─── Entries supplied

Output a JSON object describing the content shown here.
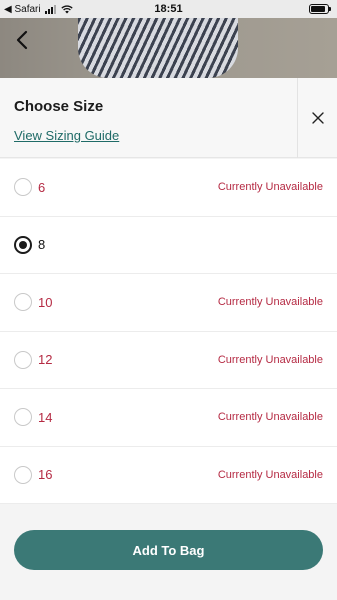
{
  "status_bar": {
    "back_app": "◀ Safari",
    "time": "18:51",
    "battery_level": 0.75
  },
  "product": {
    "image_name": "striped-skirt-image"
  },
  "sheet": {
    "title": "Choose Size",
    "sizing_link": "View Sizing Guide"
  },
  "sizes": [
    {
      "label": "6",
      "status": "Currently Unavailable",
      "selected": false
    },
    {
      "label": "8",
      "status": "",
      "selected": true
    },
    {
      "label": "10",
      "status": "Currently Unavailable",
      "selected": false
    },
    {
      "label": "12",
      "status": "Currently Unavailable",
      "selected": false
    },
    {
      "label": "14",
      "status": "Currently Unavailable",
      "selected": false
    },
    {
      "label": "16",
      "status": "Currently Unavailable",
      "selected": false
    }
  ],
  "footer": {
    "add_label": "Add To Bag"
  },
  "colors": {
    "accent": "#3b7976",
    "unavailable": "#b52a43",
    "link": "#1f6b67"
  }
}
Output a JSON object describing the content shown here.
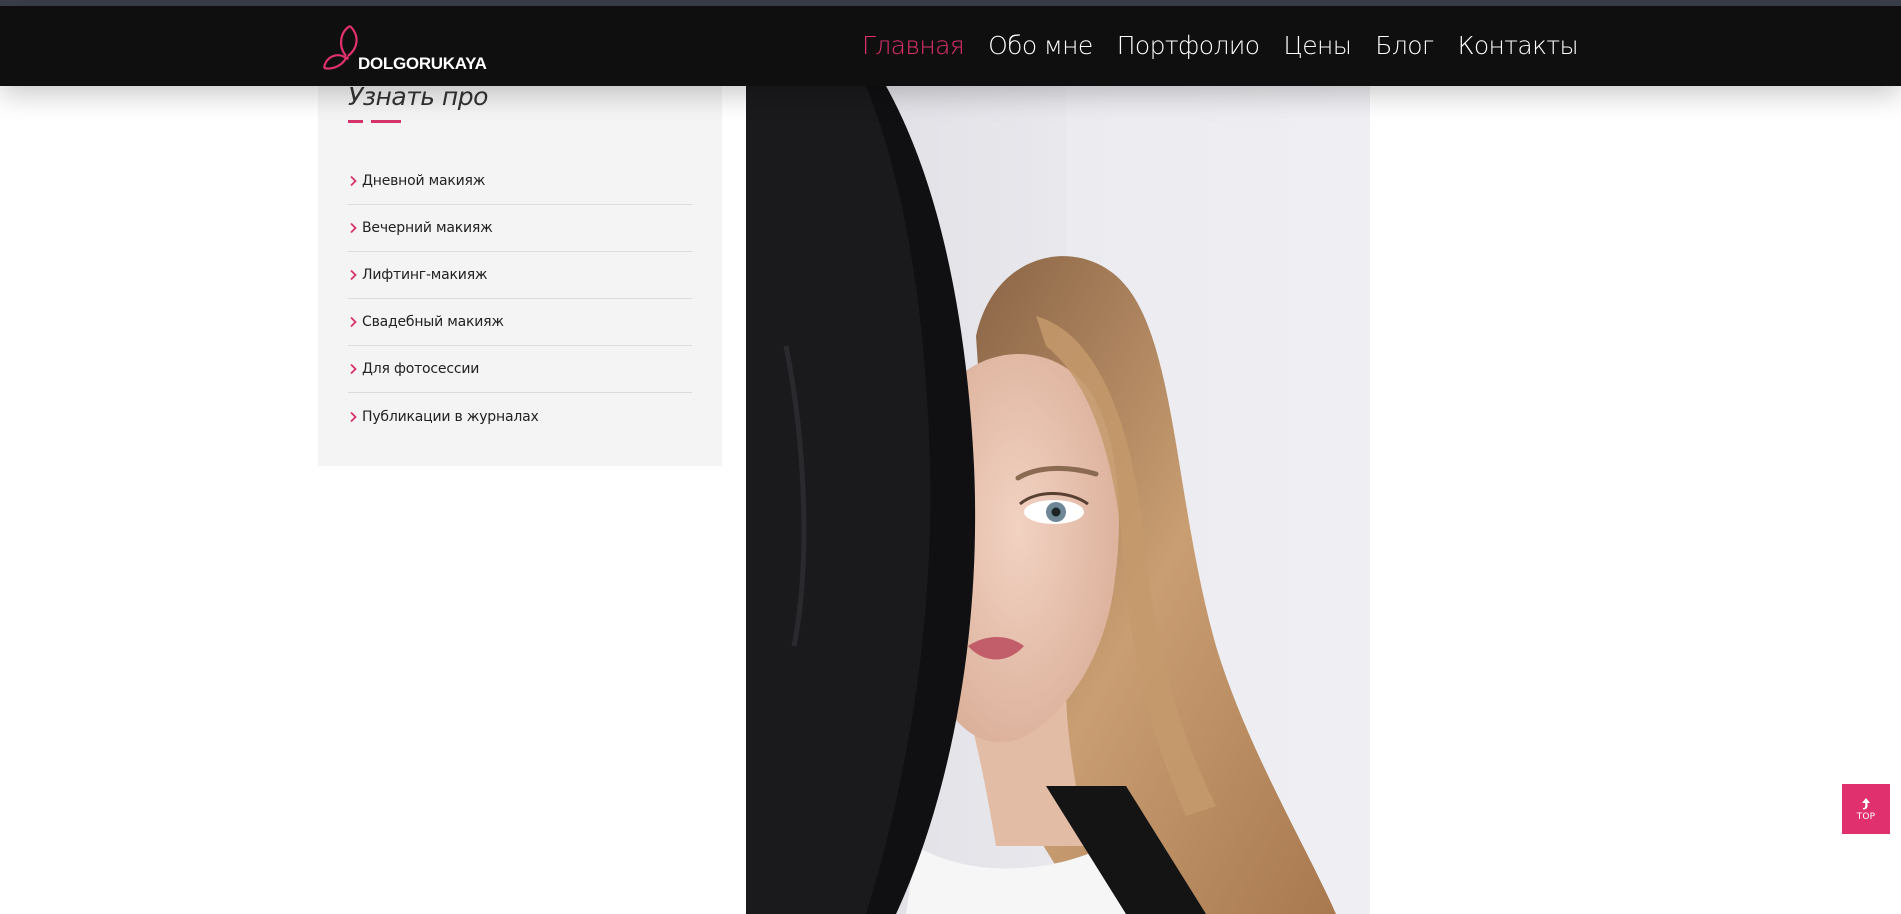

──────

• **The task**: Give back all entries exactly. No pictures belong in the copy.

• **Reply to the task**:
Output a JSON object describing the content shown here.
{
  "status_bar": {
    "back_app": "◀ Safari",
    "time": "18:51",
    "battery_level": 0.75
  },
  "product": {
    "image_name": "striped-skirt-image"
  },
  "sheet": {
    "title": "Choose Size",
    "sizing_link": "View Sizing Guide"
  },
  "sizes": [
    {
      "label": "6",
      "status": "Currently Unavailable",
      "selected": false
    },
    {
      "label": "8",
      "status": "",
      "selected": true
    },
    {
      "label": "10",
      "status": "Currently Unavailable",
      "selected": false
    },
    {
      "label": "12",
      "status": "Currently Unavailable",
      "selected": false
    },
    {
      "label": "14",
      "status": "Currently Unavailable",
      "selected": false
    },
    {
      "label": "16",
      "status": "Currently Unavailable",
      "selected": false
    }
  ],
  "footer": {
    "add_label": "Add To Bag"
  },
  "colors": {
    "accent": "#3b7976",
    "unavailable": "#b52a43",
    "link": "#1f6b67"
  }
}
Output a JSON object describing the content shown here.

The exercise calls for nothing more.